**Task details**
Spot every line with the word "document" and return it.
======== Material for this exercise ========
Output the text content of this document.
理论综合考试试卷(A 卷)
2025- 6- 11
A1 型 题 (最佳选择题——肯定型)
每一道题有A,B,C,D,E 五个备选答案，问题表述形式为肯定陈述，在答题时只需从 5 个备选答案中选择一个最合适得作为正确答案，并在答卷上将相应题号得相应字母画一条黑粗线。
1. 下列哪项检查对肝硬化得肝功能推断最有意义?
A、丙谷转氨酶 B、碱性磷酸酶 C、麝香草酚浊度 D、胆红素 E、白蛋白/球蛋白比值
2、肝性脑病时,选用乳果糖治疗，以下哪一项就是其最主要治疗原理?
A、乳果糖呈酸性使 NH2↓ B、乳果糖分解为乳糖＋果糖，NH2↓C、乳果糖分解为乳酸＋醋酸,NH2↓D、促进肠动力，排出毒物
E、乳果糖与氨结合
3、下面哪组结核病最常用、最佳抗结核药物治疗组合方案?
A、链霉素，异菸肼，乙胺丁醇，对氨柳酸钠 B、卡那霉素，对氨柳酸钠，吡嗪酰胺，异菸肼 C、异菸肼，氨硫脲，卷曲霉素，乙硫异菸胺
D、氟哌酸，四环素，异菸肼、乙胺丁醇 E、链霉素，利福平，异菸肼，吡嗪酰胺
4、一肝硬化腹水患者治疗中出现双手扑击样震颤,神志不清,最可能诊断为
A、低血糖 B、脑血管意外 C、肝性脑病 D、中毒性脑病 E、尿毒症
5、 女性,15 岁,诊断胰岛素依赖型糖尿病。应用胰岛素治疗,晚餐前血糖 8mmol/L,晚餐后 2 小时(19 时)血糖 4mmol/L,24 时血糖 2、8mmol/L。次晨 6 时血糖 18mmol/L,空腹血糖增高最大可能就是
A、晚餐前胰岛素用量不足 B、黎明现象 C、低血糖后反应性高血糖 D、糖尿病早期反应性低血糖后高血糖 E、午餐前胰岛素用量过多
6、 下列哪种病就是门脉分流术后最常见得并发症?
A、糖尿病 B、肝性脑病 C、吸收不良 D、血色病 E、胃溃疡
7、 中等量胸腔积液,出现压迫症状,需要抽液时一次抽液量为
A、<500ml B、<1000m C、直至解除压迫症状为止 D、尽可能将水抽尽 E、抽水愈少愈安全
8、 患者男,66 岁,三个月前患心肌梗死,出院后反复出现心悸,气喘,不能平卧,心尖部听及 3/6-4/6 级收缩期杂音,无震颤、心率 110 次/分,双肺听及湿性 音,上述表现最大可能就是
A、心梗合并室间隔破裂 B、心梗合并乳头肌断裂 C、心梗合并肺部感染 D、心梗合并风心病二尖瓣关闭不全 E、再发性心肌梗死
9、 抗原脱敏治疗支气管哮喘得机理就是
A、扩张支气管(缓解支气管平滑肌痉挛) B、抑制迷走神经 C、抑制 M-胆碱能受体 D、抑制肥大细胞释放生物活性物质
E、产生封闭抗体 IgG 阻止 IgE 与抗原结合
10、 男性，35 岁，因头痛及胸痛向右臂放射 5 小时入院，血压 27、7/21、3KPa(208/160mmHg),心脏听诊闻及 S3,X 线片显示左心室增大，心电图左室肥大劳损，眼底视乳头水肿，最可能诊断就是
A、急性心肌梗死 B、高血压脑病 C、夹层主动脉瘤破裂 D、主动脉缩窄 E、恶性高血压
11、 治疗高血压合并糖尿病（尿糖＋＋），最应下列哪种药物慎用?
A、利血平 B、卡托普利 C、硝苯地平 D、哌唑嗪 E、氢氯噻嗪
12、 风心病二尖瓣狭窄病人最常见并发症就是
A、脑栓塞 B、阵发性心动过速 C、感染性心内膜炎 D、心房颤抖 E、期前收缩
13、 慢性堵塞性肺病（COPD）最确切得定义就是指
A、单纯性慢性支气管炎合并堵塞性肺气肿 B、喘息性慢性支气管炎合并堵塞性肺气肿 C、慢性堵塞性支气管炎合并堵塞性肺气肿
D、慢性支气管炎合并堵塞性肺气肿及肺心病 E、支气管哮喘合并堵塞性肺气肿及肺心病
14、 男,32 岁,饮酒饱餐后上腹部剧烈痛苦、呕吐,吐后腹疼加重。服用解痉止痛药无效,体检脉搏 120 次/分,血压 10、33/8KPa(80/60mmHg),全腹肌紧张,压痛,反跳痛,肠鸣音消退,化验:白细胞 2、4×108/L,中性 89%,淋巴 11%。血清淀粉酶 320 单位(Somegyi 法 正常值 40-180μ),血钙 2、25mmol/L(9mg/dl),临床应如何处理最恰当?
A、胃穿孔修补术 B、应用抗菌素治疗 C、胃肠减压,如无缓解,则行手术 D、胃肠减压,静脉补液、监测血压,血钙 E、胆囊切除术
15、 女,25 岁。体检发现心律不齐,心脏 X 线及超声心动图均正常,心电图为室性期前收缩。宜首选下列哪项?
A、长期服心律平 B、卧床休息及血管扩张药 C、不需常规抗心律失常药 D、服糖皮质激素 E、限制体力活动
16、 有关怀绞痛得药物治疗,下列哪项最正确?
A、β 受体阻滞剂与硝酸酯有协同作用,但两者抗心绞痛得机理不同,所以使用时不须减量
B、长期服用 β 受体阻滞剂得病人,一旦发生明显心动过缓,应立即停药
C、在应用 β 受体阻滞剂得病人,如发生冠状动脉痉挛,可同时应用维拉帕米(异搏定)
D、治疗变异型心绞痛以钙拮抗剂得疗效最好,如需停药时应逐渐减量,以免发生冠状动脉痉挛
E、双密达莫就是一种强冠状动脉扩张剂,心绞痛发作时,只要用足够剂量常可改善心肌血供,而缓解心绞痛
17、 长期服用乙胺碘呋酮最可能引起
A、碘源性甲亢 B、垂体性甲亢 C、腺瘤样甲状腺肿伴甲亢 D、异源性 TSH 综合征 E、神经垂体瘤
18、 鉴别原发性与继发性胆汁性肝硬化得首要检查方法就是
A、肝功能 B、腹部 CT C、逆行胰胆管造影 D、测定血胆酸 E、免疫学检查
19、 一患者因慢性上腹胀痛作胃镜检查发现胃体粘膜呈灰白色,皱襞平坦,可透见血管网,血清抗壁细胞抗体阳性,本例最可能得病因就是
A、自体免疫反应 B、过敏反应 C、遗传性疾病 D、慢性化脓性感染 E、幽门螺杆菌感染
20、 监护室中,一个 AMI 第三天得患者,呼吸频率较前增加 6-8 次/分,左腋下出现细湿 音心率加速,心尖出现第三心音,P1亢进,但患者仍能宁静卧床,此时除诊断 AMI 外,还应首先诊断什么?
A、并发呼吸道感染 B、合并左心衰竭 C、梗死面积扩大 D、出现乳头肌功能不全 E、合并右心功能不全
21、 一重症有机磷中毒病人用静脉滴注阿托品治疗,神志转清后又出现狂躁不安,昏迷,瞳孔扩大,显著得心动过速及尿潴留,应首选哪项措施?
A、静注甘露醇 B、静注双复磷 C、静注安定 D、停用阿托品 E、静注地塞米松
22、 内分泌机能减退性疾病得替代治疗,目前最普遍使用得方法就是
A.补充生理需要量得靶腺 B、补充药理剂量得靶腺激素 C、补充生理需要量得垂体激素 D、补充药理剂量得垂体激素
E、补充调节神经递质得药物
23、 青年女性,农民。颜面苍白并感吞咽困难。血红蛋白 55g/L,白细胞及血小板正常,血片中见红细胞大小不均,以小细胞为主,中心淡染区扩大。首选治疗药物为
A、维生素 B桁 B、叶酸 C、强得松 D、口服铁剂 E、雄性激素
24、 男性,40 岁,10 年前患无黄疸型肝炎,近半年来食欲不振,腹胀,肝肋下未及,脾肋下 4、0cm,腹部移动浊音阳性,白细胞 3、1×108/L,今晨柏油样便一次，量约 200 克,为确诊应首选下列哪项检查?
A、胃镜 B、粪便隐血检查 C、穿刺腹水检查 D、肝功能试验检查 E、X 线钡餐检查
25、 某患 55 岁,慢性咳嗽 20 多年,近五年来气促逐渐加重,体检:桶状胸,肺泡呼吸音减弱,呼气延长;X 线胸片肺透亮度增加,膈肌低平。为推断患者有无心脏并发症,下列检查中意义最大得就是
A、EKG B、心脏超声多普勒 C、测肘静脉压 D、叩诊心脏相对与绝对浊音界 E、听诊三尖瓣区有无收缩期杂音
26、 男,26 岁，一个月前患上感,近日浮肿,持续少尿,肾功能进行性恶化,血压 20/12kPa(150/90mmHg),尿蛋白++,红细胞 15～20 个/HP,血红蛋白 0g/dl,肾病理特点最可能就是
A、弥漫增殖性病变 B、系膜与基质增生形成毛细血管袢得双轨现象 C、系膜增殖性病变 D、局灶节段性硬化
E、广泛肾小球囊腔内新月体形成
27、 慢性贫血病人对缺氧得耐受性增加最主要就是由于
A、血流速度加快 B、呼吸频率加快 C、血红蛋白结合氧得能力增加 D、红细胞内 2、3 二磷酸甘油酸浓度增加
========
======== Material for this exercise ========
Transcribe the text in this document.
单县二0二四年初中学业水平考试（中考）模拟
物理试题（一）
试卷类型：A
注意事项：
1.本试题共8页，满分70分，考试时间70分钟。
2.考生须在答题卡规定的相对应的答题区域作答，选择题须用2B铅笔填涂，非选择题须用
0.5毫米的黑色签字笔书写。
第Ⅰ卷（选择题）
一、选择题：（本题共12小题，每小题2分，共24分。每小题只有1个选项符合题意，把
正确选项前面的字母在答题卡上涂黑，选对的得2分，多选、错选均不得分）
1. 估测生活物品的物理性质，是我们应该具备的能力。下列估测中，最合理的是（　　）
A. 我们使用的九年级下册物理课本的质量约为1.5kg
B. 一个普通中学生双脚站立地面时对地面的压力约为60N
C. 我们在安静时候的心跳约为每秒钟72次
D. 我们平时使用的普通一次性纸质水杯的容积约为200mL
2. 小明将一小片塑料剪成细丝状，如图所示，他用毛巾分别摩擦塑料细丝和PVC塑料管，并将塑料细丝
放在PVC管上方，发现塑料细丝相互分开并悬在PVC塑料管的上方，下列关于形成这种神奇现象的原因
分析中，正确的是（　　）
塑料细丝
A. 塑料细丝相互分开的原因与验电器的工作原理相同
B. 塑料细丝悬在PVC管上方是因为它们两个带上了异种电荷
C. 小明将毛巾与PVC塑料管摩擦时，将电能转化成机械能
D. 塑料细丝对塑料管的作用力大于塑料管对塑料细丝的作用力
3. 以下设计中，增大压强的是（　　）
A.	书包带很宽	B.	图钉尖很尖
========
======== Material for this exercise ========
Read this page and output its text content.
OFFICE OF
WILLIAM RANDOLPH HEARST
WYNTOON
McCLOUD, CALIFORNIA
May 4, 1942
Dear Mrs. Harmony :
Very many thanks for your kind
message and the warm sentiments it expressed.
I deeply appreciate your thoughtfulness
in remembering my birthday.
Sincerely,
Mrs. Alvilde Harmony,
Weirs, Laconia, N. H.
========
**Problem solution**
Output the text content of this document.
Transcribe the text in this document.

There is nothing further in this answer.